• _RECORDS_:

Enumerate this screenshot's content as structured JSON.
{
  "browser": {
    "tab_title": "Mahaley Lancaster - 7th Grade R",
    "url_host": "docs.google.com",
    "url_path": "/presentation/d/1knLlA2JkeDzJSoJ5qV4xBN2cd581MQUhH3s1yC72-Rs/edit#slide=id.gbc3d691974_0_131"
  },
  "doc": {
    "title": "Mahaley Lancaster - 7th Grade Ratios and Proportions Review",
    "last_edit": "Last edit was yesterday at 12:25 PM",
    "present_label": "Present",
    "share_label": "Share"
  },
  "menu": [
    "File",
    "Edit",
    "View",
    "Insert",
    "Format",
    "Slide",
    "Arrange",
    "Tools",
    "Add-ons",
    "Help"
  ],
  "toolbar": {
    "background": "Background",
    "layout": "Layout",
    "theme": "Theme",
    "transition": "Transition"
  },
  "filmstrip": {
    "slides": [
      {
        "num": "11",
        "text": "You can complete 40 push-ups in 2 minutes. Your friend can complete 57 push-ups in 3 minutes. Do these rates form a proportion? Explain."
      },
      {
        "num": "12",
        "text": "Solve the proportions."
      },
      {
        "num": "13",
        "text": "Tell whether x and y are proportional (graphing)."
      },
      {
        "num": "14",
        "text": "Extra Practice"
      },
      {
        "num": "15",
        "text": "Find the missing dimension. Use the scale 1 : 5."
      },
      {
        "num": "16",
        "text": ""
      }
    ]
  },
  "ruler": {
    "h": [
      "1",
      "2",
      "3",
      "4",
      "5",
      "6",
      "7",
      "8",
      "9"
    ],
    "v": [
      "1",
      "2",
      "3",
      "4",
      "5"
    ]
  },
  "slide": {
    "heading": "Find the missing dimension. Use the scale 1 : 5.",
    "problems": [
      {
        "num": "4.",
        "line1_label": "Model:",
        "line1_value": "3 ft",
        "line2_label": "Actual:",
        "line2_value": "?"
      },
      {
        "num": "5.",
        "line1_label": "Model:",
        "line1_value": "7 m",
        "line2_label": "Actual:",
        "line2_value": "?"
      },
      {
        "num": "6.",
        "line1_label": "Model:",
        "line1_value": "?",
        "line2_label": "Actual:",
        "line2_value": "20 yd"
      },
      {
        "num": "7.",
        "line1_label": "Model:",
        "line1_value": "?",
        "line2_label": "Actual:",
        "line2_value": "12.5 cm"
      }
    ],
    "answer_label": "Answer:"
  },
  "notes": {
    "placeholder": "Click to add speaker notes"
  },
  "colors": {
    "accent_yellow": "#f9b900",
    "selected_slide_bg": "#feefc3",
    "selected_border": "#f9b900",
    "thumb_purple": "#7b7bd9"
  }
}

• _JOB_: Retype the records above exactly.

• _COMPLETED TASK_:
Enumerate this screenshot's content as structured JSON.
{
  "browser": {
    "tab_title": "Mahaley Lancaster - 7th Grade R",
    "url_host": "docs.google.com",
    "url_path": "/presentation/d/1knLlA2JkeDzJSoJ5qV4xBN2cd581MQUhH3s1yC72-Rs/edit#slide=id.gbc3d691974_0_131"
  },
  "doc": {
    "title": "Mahaley Lancaster - 7th Grade Ratios and Proportions Review",
    "last_edit": "Last edit was yesterday at 12:25 PM",
    "present_label": "Present",
    "share_label": "Share"
  },
  "menu": [
    "File",
    "Edit",
    "View",
    "Insert",
    "Format",
    "Slide",
    "Arrange",
    "Tools",
    "Add-ons",
    "Help"
  ],
  "toolbar": {
    "background": "Background",
    "layout": "Layout",
    "theme": "Theme",
    "transition": "Transition"
  },
  "filmstrip": {
    "slides": [
      {
        "num": "11",
        "text": "You can complete 40 push-ups in 2 minutes. Your friend can complete 57 push-ups in 3 minutes. Do these rates form a proportion? Explain."
      },
      {
        "num": "12",
        "text": "Solve the proportions."
      },
      {
        "num": "13",
        "text": "Tell whether x and y are proportional (graphing)."
      },
      {
        "num": "14",
        "text": "Extra Practice"
      },
      {
        "num": "15",
        "text": "Find the missing dimension. Use the scale 1 : 5."
      },
      {
        "num": "16",
        "text": ""
      }
    ]
  },
  "ruler": {
    "h": [
      "1",
      "2",
      "3",
      "4",
      "5",
      "6",
      "7",
      "8",
      "9"
    ],
    "v": [
      "1",
      "2",
      "3",
      "4",
      "5"
    ]
  },
  "slide": {
    "heading": "Find the missing dimension. Use the scale 1 : 5.",
    "problems": [
      {
        "num": "4.",
        "line1_label": "Model:",
        "line1_value": "3 ft",
        "line2_label": "Actual:",
        "line2_value": "?"
      },
      {
        "num": "5.",
        "line1_label": "Model:",
        "line1_value": "7 m",
        "line2_label": "Actual:",
        "line2_value": "?"
      },
      {
        "num": "6.",
        "line1_label": "Model:",
        "line1_value": "?",
        "line2_label": "Actual:",
        "line2_value": "20 yd"
      },
      {
        "num": "7.",
        "line1_label": "Model:",
        "line1_value": "?",
        "line2_label": "Actual:",
        "line2_value": "12.5 cm"
      }
    ],
    "answer_label": "Answer:"
  },
  "notes": {
    "placeholder": "Click to add speaker notes"
  },
  "colors": {
    "accent_yellow": "#f9b900",
    "selected_slide_bg": "#feefc3",
    "selected_border": "#f9b900",
    "thumb_purple": "#7b7bd9"
  }
}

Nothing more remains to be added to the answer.